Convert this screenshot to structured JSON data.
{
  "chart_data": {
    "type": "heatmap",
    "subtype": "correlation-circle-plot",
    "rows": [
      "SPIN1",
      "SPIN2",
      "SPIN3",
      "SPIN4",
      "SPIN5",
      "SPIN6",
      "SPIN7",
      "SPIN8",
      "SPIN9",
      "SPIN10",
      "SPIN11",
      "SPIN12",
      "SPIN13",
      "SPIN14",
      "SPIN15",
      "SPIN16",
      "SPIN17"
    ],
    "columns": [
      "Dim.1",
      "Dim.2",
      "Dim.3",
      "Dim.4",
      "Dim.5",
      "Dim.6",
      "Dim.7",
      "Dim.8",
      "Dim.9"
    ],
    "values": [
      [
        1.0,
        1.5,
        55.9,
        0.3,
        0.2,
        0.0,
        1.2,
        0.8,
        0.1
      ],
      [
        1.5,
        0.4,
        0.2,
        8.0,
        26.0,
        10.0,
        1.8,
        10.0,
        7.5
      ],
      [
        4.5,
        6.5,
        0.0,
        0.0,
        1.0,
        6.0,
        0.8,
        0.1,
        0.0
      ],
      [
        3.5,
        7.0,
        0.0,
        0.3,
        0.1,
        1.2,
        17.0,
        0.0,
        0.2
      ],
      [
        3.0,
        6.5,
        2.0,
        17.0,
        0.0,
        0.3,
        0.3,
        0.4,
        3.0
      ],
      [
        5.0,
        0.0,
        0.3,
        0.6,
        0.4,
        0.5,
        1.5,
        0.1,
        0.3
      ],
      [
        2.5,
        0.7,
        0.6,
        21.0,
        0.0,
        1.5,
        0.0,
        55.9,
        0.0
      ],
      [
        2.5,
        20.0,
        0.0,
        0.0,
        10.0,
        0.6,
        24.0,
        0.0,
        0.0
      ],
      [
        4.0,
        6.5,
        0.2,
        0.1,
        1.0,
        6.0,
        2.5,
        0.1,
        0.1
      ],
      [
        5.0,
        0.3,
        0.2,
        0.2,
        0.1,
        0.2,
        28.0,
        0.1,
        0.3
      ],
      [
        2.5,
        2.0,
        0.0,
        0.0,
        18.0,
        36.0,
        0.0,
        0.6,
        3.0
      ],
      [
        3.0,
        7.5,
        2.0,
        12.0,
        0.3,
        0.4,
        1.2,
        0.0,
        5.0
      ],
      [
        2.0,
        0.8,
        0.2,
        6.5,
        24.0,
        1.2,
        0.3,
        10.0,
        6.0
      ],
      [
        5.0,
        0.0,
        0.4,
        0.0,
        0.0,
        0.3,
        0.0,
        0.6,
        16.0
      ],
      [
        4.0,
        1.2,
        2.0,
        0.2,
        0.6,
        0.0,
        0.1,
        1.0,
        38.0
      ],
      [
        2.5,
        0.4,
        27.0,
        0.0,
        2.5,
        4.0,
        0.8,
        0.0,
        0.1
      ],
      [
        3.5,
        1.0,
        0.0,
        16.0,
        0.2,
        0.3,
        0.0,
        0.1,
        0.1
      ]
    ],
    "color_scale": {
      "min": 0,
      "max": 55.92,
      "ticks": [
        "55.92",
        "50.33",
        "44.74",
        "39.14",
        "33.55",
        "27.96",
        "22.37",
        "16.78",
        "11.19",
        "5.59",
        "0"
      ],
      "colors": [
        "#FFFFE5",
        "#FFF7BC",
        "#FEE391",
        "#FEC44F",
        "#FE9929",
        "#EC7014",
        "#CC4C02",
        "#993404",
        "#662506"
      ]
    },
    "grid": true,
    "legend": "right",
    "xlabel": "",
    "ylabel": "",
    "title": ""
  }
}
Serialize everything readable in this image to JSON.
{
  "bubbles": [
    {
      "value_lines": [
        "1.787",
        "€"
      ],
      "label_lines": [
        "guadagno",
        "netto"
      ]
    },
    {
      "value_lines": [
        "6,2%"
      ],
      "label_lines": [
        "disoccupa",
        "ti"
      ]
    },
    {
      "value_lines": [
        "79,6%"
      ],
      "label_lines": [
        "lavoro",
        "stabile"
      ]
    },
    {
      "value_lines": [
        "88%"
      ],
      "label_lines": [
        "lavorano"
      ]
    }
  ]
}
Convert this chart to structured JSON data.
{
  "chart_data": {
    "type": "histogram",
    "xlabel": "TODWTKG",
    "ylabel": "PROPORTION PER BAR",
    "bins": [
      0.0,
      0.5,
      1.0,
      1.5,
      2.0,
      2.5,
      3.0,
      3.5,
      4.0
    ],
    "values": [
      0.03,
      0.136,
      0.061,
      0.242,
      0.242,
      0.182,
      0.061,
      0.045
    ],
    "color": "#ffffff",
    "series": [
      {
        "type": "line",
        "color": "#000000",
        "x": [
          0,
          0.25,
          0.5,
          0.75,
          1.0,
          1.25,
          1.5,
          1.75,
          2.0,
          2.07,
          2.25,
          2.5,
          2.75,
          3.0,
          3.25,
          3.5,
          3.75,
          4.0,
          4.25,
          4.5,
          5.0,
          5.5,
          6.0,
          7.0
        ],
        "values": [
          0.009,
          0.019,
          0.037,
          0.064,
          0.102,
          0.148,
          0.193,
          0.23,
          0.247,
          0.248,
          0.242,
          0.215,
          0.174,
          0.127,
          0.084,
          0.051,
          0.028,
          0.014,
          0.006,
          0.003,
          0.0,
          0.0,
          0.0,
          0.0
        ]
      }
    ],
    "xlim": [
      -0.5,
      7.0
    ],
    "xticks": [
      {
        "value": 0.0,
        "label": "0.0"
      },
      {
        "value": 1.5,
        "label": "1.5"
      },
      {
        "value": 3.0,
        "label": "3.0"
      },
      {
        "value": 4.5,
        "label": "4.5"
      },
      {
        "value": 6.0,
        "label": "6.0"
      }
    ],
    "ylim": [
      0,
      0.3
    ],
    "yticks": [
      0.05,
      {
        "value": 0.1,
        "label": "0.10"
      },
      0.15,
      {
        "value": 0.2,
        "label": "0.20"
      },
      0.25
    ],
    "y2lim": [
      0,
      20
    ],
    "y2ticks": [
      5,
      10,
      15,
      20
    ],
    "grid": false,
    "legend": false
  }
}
________
Aim of the task: Each entry is to be returned in full, character for character.

Output of the exercise:
Convert this screenshot to structured JSON data.
{
  "chart_data": {
    "type": "heatmap",
    "subtype": "correlation-circle-plot",
    "rows": [
      "SPIN1",
      "SPIN2",
      "SPIN3",
      "SPIN4",
      "SPIN5",
      "SPIN6",
      "SPIN7",
      "SPIN8",
      "SPIN9",
      "SPIN10",
      "SPIN11",
      "SPIN12",
      "SPIN13",
      "SPIN14",
      "SPIN15",
      "SPIN16",
      "SPIN17"
    ],
    "columns": [
      "Dim.1",
      "Dim.2",
      "Dim.3",
      "Dim.4",
      "Dim.5",
      "Dim.6",
      "Dim.7",
      "Dim.8",
      "Dim.9"
    ],
    "values": [
      [
        1.0,
        1.5,
        55.9,
        0.3,
        0.2,
        0.0,
        1.2,
        0.8,
        0.1
      ],
      [
        1.5,
        0.4,
        0.2,
        8.0,
        26.0,
        10.0,
        1.8,
        10.0,
        7.5
      ],
      [
        4.5,
        6.5,
        0.0,
        0.0,
        1.0,
        6.0,
        0.8,
        0.1,
        0.0
      ],
      [
        3.5,
        7.0,
        0.0,
        0.3,
        0.1,
        1.2,
        17.0,
        0.0,
        0.2
      ],
      [
        3.0,
        6.5,
        2.0,
        17.0,
        0.0,
        0.3,
        0.3,
        0.4,
        3.0
      ],
      [
        5.0,
        0.0,
        0.3,
        0.6,
        0.4,
        0.5,
        1.5,
        0.1,
        0.3
      ],
      [
        2.5,
        0.7,
        0.6,
        21.0,
        0.0,
        1.5,
        0.0,
        55.9,
        0.0
      ],
      [
        2.5,
        20.0,
        0.0,
        0.0,
        10.0,
        0.6,
        24.0,
        0.0,
        0.0
      ],
      [
        4.0,
        6.5,
        0.2,
        0.1,
        1.0,
        6.0,
        2.5,
        0.1,
        0.1
      ],
      [
        5.0,
        0.3,
        0.2,
        0.2,
        0.1,
        0.2,
        28.0,
        0.1,
        0.3
      ],
      [
        2.5,
        2.0,
        0.0,
        0.0,
        18.0,
        36.0,
        0.0,
        0.6,
        3.0
      ],
      [
        3.0,
        7.5,
        2.0,
        12.0,
        0.3,
        0.4,
        1.2,
        0.0,
        5.0
      ],
      [
        2.0,
        0.8,
        0.2,
        6.5,
        24.0,
        1.2,
        0.3,
        10.0,
        6.0
      ],
      [
        5.0,
        0.0,
        0.4,
        0.0,
        0.0,
        0.3,
        0.0,
        0.6,
        16.0
      ],
      [
        4.0,
        1.2,
        2.0,
        0.2,
        0.6,
        0.0,
        0.1,
        1.0,
        38.0
      ],
      [
        2.5,
        0.4,
        27.0,
        0.0,
        2.5,
        4.0,
        0.8,
        0.0,
        0.1
      ],
      [
        3.5,
        1.0,
        0.0,
        16.0,
        0.2,
        0.3,
        0.0,
        0.1,
        0.1
      ]
    ],
    "color_scale": {
      "min": 0,
      "max": 55.92,
      "ticks": [
        "55.92",
        "50.33",
        "44.74",
        "39.14",
        "33.55",
        "27.96",
        "22.37",
        "16.78",
        "11.19",
        "5.59",
        "0"
      ],
      "colors": [
        "#FFFFE5",
        "#FFF7BC",
        "#FEE391",
        "#FEC44F",
        "#FE9929",
        "#EC7014",
        "#CC4C02",
        "#993404",
        "#662506"
      ]
    },
    "grid": true,
    "legend": "right",
    "xlabel": "",
    "ylabel": "",
    "title": ""
  }
}
Serialize everything readable in this image to JSON.
{
  "bubbles": [
    {
      "value_lines": [
        "1.787",
        "€"
      ],
      "label_lines": [
        "guadagno",
        "netto"
      ]
    },
    {
      "value_lines": [
        "6,2%"
      ],
      "label_lines": [
        "disoccupa",
        "ti"
      ]
    },
    {
      "value_lines": [
        "79,6%"
      ],
      "label_lines": [
        "lavoro",
        "stabile"
      ]
    },
    {
      "value_lines": [
        "88%"
      ],
      "label_lines": [
        "lavorano"
      ]
    }
  ]
}
Convert this chart to structured JSON data.
{
  "chart_data": {
    "type": "histogram",
    "xlabel": "TODWTKG",
    "ylabel": "PROPORTION PER BAR",
    "bins": [
      0.0,
      0.5,
      1.0,
      1.5,
      2.0,
      2.5,
      3.0,
      3.5,
      4.0
    ],
    "values": [
      0.03,
      0.136,
      0.061,
      0.242,
      0.242,
      0.182,
      0.061,
      0.045
    ],
    "color": "#ffffff",
    "series": [
      {
        "type": "line",
        "color": "#000000",
        "x": [
          0,
          0.25,
          0.5,
          0.75,
          1.0,
          1.25,
          1.5,
          1.75,
          2.0,
          2.07,
          2.25,
          2.5,
          2.75,
          3.0,
          3.25,
          3.5,
          3.75,
          4.0,
          4.25,
          4.5,
          5.0,
          5.5,
          6.0,
          7.0
        ],
        "values": [
          0.009,
          0.019,
          0.037,
          0.064,
          0.102,
          0.148,
          0.193,
          0.23,
          0.247,
          0.248,
          0.242,
          0.215,
          0.174,
          0.127,
          0.084,
          0.051,
          0.028,
          0.014,
          0.006,
          0.003,
          0.0,
          0.0,
          0.0,
          0.0
        ]
      }
    ],
    "xlim": [
      -0.5,
      7.0
    ],
    "xticks": [
      {
        "value": 0.0,
        "label": "0.0"
      },
      {
        "value": 1.5,
        "label": "1.5"
      },
      {
        "value": 3.0,
        "label": "3.0"
      },
      {
        "value": 4.5,
        "label": "4.5"
      },
      {
        "value": 6.0,
        "label": "6.0"
      }
    ],
    "ylim": [
      0,
      0.3
    ],
    "yticks": [
      0.05,
      {
        "value": 0.1,
        "label": "0.10"
      },
      0.15,
      {
        "value": 0.2,
        "label": "0.20"
      },
      0.25
    ],
    "y2lim": [
      0,
      20
    ],
    "y2ticks": [
      5,
      10,
      15,
      20
    ],
    "grid": false,
    "legend": false
  }
}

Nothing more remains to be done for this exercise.